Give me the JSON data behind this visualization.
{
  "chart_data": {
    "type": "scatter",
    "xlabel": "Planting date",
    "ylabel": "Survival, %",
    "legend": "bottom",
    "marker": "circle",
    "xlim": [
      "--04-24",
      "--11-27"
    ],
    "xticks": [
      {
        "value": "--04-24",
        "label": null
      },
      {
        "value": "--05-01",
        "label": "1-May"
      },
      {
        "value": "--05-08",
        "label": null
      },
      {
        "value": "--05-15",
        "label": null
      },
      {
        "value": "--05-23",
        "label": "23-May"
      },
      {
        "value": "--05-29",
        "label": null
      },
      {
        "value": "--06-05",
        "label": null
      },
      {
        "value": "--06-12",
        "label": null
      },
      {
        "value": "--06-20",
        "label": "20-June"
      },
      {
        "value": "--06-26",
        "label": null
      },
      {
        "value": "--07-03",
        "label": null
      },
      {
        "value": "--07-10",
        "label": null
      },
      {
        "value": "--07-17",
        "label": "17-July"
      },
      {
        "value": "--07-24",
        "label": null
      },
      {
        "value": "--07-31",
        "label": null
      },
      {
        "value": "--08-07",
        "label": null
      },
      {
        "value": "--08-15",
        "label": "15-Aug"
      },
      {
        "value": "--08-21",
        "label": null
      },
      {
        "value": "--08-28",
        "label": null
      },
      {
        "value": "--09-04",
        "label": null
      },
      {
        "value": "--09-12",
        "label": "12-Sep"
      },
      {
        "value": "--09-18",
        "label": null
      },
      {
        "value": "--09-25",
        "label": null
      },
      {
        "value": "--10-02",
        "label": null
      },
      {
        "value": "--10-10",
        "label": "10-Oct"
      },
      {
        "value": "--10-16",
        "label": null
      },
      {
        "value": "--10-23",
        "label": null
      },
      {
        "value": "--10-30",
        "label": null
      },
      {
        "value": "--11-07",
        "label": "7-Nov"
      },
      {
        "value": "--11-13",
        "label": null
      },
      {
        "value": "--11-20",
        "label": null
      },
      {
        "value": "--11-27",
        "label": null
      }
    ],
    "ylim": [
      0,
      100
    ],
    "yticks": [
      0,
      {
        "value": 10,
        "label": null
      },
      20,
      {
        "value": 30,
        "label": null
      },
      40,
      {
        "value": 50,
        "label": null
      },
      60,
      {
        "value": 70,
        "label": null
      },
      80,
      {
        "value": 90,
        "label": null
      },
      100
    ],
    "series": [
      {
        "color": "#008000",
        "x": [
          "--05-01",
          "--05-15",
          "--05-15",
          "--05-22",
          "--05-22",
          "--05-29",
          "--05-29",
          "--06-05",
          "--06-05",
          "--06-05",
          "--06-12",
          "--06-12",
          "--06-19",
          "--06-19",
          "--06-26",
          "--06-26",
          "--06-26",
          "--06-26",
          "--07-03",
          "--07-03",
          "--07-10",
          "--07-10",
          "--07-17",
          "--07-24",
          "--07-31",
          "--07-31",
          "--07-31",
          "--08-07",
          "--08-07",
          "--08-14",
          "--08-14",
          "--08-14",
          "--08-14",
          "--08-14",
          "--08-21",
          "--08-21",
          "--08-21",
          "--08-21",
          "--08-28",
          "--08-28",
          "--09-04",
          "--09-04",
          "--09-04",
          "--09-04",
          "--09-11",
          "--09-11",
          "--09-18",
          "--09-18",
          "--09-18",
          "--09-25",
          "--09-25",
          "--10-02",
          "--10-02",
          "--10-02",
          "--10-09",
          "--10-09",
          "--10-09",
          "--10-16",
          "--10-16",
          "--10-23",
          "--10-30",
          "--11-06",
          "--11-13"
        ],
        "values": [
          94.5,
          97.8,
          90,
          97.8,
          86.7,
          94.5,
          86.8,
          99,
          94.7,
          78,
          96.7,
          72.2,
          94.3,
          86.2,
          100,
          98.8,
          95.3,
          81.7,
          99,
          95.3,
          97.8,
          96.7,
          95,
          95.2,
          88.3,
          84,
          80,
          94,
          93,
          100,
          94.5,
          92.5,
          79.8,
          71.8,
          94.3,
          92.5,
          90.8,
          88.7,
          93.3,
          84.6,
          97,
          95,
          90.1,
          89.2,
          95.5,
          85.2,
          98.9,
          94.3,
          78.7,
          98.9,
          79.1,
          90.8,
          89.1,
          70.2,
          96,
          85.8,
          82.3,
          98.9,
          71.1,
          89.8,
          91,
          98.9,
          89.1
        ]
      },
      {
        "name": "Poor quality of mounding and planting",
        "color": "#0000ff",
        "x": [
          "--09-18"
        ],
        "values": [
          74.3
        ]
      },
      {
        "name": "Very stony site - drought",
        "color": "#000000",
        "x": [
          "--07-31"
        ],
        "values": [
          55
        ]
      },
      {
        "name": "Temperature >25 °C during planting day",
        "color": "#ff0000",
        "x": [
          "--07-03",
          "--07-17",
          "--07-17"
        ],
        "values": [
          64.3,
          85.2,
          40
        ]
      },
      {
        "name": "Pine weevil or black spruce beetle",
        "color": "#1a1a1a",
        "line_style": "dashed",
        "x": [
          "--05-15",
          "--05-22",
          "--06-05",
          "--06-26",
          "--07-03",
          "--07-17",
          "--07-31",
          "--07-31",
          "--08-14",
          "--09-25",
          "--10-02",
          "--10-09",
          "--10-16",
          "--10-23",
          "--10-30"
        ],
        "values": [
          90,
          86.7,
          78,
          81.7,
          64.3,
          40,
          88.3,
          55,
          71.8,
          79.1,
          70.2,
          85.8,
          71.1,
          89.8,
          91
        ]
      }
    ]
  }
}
• • •
## GOAL
Restate the listing above word for word.

## WRITTEN SOLUTION
Give me the JSON data behind this visualization.
{
  "chart_data": {
    "type": "scatter",
    "xlabel": "Planting date",
    "ylabel": "Survival, %",
    "legend": "bottom",
    "marker": "circle",
    "xlim": [
      "--04-24",
      "--11-27"
    ],
    "xticks": [
      {
        "value": "--04-24",
        "label": null
      },
      {
        "value": "--05-01",
        "label": "1-May"
      },
      {
        "value": "--05-08",
        "label": null
      },
      {
        "value": "--05-15",
        "label": null
      },
      {
        "value": "--05-23",
        "label": "23-May"
      },
      {
        "value": "--05-29",
        "label": null
      },
      {
        "value": "--06-05",
        "label": null
      },
      {
        "value": "--06-12",
        "label": null
      },
      {
        "value": "--06-20",
        "label": "20-June"
      },
      {
        "value": "--06-26",
        "label": null
      },
      {
        "value": "--07-03",
        "label": null
      },
      {
        "value": "--07-10",
        "label": null
      },
      {
        "value": "--07-17",
        "label": "17-July"
      },
      {
        "value": "--07-24",
        "label": null
      },
      {
        "value": "--07-31",
        "label": null
      },
      {
        "value": "--08-07",
        "label": null
      },
      {
        "value": "--08-15",
        "label": "15-Aug"
      },
      {
        "value": "--08-21",
        "label": null
      },
      {
        "value": "--08-28",
        "label": null
      },
      {
        "value": "--09-04",
        "label": null
      },
      {
        "value": "--09-12",
        "label": "12-Sep"
      },
      {
        "value": "--09-18",
        "label": null
      },
      {
        "value": "--09-25",
        "label": null
      },
      {
        "value": "--10-02",
        "label": null
      },
      {
        "value": "--10-10",
        "label": "10-Oct"
      },
      {
        "value": "--10-16",
        "label": null
      },
      {
        "value": "--10-23",
        "label": null
      },
      {
        "value": "--10-30",
        "label": null
      },
      {
        "value": "--11-07",
        "label": "7-Nov"
      },
      {
        "value": "--11-13",
        "label": null
      },
      {
        "value": "--11-20",
        "label": null
      },
      {
        "value": "--11-27",
        "label": null
      }
    ],
    "ylim": [
      0,
      100
    ],
    "yticks": [
      0,
      {
        "value": 10,
        "label": null
      },
      20,
      {
        "value": 30,
        "label": null
      },
      40,
      {
        "value": 50,
        "label": null
      },
      60,
      {
        "value": 70,
        "label": null
      },
      80,
      {
        "value": 90,
        "label": null
      },
      100
    ],
    "series": [
      {
        "color": "#008000",
        "x": [
          "--05-01",
          "--05-15",
          "--05-15",
          "--05-22",
          "--05-22",
          "--05-29",
          "--05-29",
          "--06-05",
          "--06-05",
          "--06-05",
          "--06-12",
          "--06-12",
          "--06-19",
          "--06-19",
          "--06-26",
          "--06-26",
          "--06-26",
          "--06-26",
          "--07-03",
          "--07-03",
          "--07-10",
          "--07-10",
          "--07-17",
          "--07-24",
          "--07-31",
          "--07-31",
          "--07-31",
          "--08-07",
          "--08-07",
          "--08-14",
          "--08-14",
          "--08-14",
          "--08-14",
          "--08-14",
          "--08-21",
          "--08-21",
          "--08-21",
          "--08-21",
          "--08-28",
          "--08-28",
          "--09-04",
          "--09-04",
          "--09-04",
          "--09-04",
          "--09-11",
          "--09-11",
          "--09-18",
          "--09-18",
          "--09-18",
          "--09-25",
          "--09-25",
          "--10-02",
          "--10-02",
          "--10-02",
          "--10-09",
          "--10-09",
          "--10-09",
          "--10-16",
          "--10-16",
          "--10-23",
          "--10-30",
          "--11-06",
          "--11-13"
        ],
        "values": [
          94.5,
          97.8,
          90,
          97.8,
          86.7,
          94.5,
          86.8,
          99,
          94.7,
          78,
          96.7,
          72.2,
          94.3,
          86.2,
          100,
          98.8,
          95.3,
          81.7,
          99,
          95.3,
          97.8,
          96.7,
          95,
          95.2,
          88.3,
          84,
          80,
          94,
          93,
          100,
          94.5,
          92.5,
          79.8,
          71.8,
          94.3,
          92.5,
          90.8,
          88.7,
          93.3,
          84.6,
          97,
          95,
          90.1,
          89.2,
          95.5,
          85.2,
          98.9,
          94.3,
          78.7,
          98.9,
          79.1,
          90.8,
          89.1,
          70.2,
          96,
          85.8,
          82.3,
          98.9,
          71.1,
          89.8,
          91,
          98.9,
          89.1
        ]
      },
      {
        "name": "Poor quality of mounding and planting",
        "color": "#0000ff",
        "x": [
          "--09-18"
        ],
        "values": [
          74.3
        ]
      },
      {
        "name": "Very stony site - drought",
        "color": "#000000",
        "x": [
          "--07-31"
        ],
        "values": [
          55
        ]
      },
      {
        "name": "Temperature >25 °C during planting day",
        "color": "#ff0000",
        "x": [
          "--07-03",
          "--07-17",
          "--07-17"
        ],
        "values": [
          64.3,
          85.2,
          40
        ]
      },
      {
        "name": "Pine weevil or black spruce beetle",
        "color": "#1a1a1a",
        "line_style": "dashed",
        "x": [
          "--05-15",
          "--05-22",
          "--06-05",
          "--06-26",
          "--07-03",
          "--07-17",
          "--07-31",
          "--07-31",
          "--08-14",
          "--09-25",
          "--10-02",
          "--10-09",
          "--10-16",
          "--10-23",
          "--10-30"
        ],
        "values": [
          90,
          86.7,
          78,
          81.7,
          64.3,
          40,
          88.3,
          55,
          71.8,
          79.1,
          70.2,
          85.8,
          71.1,
          89.8,
          91
        ]
      }
    ]
  }
}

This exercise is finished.